SparkML机器学习之聚类(K-Means、GMM、LDA)

简介:

聚类的概念

聚类就是对大量未知标注(无监督)的数据集,按照数据之间的相似度,将N个对象的数据集划分为K个划分(K个簇),使类别内的数据相似度较大,而类别间的数据相似较小。比如用户画像就是一种很常见的聚类算法的应用场景,基于用户行为特征或者元数据将用户分成不同的类。

常见聚类以及原理

K-means算法

也被称为k-均值,是一种最广泛使用的聚类算法,也是其他聚类算法的基础。来看下它的原理:

既然要划分为k个簇,因此算法首先随机的选择了k个对象,每个对象初始的代表了一个簇的中心。其他的对象就去计算它们与这k个中心的距离(这里距离就是相似度),离哪个最近就把它们丢给哪个簇。第一轮聚类结束后,重新计算每个簇的平均值,将N中全部元素按照新的中心重新聚类。这个过程不断的反复,使得每一个改进之后的划分都比之前效果好,直到准则函数收敛(聚类结果不再变化)。
image

举个例子,10个男生我要分为2个类,我先随机选择2个男生a b,那么对于c,我分别计算他与a b 的相似度,假设和a最相似,那么我丢到a这个类里,经过第一轮,得到(1类){a,c,e,f,i}(2类) {b,d,g,h,j},现在我重新计算1类和2类的均值,假设为1.5和5.1,那么对这10个男生再判断它们与1.5 5.1的距离,和哪个相近就去哪边。第二轮迭代使得聚类更加精确。反复这样,直到某一次的迭代我发现不再有变化,那么就ok了。

但是K-means有些缺点,其一是受初始值影响较大。下面这张图很好的解释了这个缺点,人眼一看就能看出来,如果是分为4个聚类,应该这么分为左边那样的,如果用K-means结果会是右边这样,明显不对,所以说受初始值的影响会比较大。

image

因为这个缺陷,所以有了Bisecting k-means(二分K均值)

Bisecting k-means(二分K均值)

主要是为了改进k-means算法随机选择初始中心的随机性造成聚类结果不确定性的问题,而Bisecting k-means算法受随机选择初始中心的影响比较小。

++++++++

任务目标 A | 在阅读文段的十个男生的例子里，第一轮过后被分到1类的有哪几个男生？请全部列出。

++++++++

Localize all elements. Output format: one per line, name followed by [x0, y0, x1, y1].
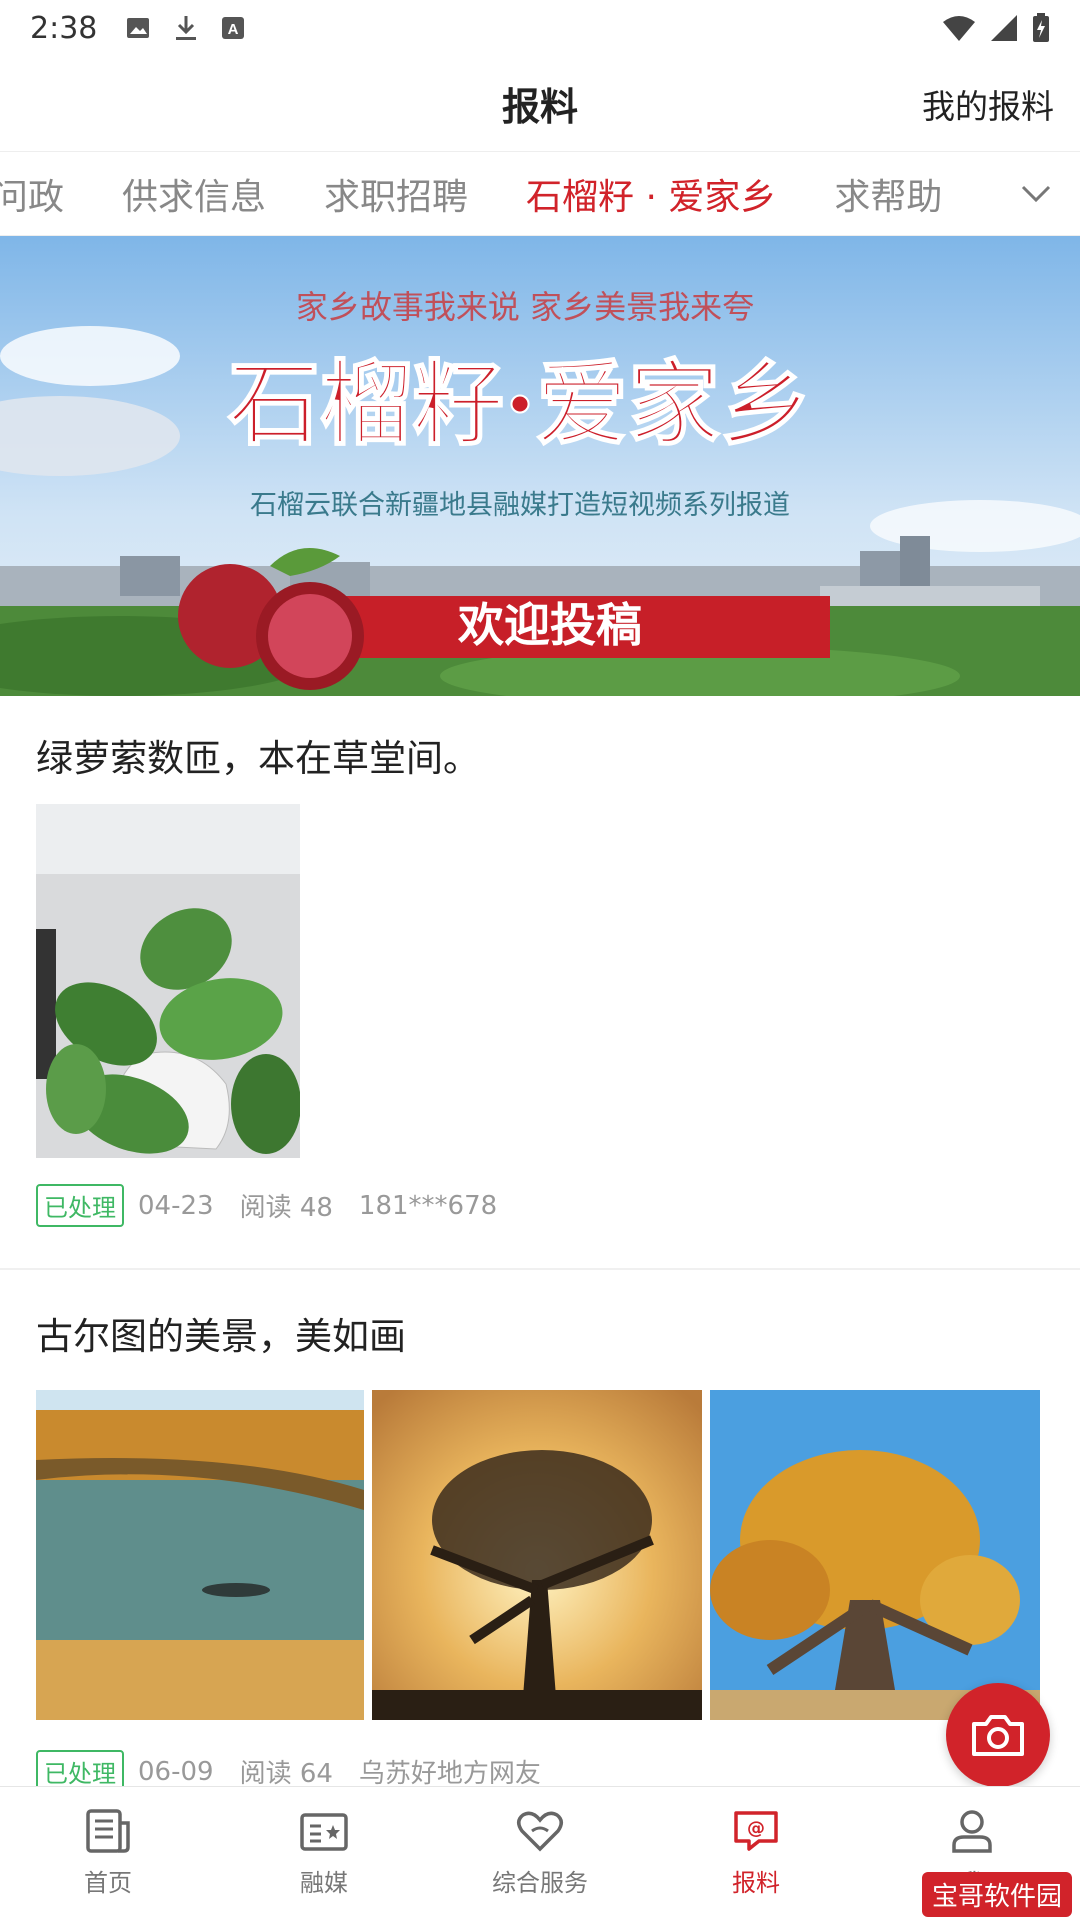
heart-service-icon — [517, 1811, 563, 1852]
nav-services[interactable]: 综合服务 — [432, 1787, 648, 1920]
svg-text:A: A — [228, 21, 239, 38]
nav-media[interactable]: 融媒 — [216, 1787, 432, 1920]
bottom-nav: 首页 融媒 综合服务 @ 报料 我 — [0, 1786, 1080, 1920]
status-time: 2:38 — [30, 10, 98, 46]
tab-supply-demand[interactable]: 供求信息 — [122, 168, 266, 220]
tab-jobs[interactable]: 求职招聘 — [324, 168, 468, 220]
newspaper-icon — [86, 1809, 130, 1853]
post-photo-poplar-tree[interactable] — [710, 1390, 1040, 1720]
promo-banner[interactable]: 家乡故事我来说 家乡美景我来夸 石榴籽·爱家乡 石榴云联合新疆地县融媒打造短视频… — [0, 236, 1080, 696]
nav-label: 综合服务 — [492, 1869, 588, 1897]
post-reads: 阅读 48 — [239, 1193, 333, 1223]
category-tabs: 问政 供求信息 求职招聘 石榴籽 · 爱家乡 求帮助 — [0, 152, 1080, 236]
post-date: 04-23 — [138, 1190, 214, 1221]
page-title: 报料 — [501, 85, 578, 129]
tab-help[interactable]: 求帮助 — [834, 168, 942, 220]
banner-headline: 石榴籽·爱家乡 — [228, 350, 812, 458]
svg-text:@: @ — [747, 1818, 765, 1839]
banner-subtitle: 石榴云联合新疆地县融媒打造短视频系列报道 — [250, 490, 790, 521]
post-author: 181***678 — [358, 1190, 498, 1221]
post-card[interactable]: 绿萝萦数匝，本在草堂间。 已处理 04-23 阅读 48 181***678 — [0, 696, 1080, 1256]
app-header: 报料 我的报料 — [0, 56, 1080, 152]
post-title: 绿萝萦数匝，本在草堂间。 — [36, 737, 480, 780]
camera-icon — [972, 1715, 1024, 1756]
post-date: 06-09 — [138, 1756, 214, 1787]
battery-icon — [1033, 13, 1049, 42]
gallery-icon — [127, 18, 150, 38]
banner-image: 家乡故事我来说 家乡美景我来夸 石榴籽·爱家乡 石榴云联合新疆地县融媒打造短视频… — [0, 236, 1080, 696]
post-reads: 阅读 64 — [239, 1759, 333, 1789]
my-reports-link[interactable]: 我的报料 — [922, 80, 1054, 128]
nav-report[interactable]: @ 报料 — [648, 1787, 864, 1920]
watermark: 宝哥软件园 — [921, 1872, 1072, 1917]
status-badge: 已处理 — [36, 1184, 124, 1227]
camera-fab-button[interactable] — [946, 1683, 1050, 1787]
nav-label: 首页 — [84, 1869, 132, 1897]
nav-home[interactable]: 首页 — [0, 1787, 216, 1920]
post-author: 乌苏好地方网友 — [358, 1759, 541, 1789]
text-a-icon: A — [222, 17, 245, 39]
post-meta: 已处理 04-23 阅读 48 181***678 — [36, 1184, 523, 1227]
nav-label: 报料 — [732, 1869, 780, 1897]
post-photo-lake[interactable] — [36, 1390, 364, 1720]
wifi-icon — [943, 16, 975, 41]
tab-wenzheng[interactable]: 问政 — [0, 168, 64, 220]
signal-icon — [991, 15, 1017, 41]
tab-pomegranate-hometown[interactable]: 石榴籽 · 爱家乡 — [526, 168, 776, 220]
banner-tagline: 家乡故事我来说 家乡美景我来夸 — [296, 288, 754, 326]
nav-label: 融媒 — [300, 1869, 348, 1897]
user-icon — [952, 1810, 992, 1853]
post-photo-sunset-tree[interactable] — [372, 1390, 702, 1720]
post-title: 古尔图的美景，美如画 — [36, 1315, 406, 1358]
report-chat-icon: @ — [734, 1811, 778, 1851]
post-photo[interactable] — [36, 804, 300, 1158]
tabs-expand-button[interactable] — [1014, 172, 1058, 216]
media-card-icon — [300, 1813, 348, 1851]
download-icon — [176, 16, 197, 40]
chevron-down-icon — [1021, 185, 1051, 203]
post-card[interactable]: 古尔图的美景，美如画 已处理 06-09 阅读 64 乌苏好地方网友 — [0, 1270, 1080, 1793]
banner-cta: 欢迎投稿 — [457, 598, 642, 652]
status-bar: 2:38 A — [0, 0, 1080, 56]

++++++++

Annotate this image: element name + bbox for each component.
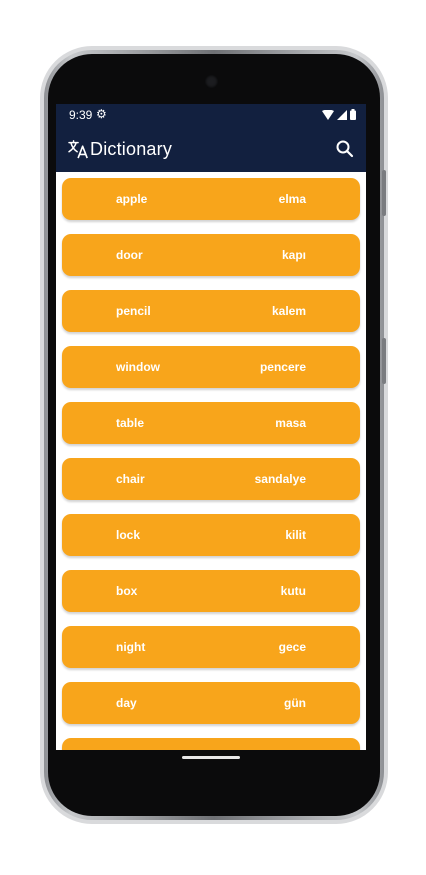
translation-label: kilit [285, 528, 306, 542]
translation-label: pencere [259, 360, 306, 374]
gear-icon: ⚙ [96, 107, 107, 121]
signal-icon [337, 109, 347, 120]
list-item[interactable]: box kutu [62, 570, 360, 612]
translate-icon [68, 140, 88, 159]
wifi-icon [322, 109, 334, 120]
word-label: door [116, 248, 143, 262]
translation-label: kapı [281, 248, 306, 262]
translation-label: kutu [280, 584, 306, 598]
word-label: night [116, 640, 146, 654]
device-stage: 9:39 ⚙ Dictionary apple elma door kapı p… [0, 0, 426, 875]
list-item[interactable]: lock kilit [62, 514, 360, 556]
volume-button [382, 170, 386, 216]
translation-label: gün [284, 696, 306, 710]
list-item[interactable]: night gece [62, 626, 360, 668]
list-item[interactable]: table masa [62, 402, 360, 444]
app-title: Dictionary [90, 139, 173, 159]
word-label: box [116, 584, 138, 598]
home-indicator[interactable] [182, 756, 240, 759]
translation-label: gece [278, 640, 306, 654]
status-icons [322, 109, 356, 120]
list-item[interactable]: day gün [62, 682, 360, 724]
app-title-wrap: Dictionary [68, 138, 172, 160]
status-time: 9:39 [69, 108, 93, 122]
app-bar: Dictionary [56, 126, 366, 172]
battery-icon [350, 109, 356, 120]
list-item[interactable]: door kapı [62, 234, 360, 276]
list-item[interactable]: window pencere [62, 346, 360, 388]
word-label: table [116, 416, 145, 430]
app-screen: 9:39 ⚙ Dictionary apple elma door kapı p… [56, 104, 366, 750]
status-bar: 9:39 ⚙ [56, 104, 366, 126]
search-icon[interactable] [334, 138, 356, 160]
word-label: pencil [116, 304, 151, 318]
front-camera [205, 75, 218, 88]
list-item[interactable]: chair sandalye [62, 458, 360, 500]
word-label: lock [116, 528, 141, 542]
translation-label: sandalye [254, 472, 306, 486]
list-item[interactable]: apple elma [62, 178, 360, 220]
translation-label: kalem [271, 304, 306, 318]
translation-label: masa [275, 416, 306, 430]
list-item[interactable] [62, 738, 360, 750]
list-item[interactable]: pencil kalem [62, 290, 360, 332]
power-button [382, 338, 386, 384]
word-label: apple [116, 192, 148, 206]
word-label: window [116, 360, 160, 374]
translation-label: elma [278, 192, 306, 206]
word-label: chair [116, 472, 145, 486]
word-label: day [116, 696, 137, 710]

++++++++

任务目标 B | 请逐字照录记录中的一段：从包含"translation-label: kilit [285, 528, 306, 542]"的那一行开始，到包含"app-title-wrap: Dictionary [68, 138, 172, 160]"的那一行结束，首尾两行都要包括。

最终答案 A | a、c、e、f、i

最终答案 B |
translation-label: kilit [285, 528, 306, 542]
translation-label: pencere [259, 360, 306, 374]
gear-icon: ⚙ [96, 107, 107, 121]
signal-icon [337, 109, 347, 120]
list-item[interactable]: box kutu [62, 570, 360, 612]
translate-icon [68, 140, 88, 159]
wifi-icon [322, 109, 334, 120]
word-label: door [116, 248, 143, 262]
translation-label: kapı [281, 248, 306, 262]
translation-label: kutu [280, 584, 306, 598]
word-label: night [116, 640, 146, 654]
device-stage: 9:39 ⚙ Dictionary apple elma door kapı p… [0, 0, 426, 875]
list-item[interactable]: lock kilit [62, 514, 360, 556]
volume-button [382, 170, 386, 216]
translation-label: gün [284, 696, 306, 710]
list-item[interactable]: night gece [62, 626, 360, 668]
list-item[interactable]: table masa [62, 402, 360, 444]
app-title: Dictionary [90, 139, 173, 159]
word-label: box [116, 584, 138, 598]
home-indicator[interactable] [182, 756, 240, 759]
translation-label: gece [278, 640, 306, 654]
status-icons [322, 109, 356, 120]
list-item[interactable]: day gün [62, 682, 360, 724]
app-title-wrap: Dictionary [68, 138, 172, 160]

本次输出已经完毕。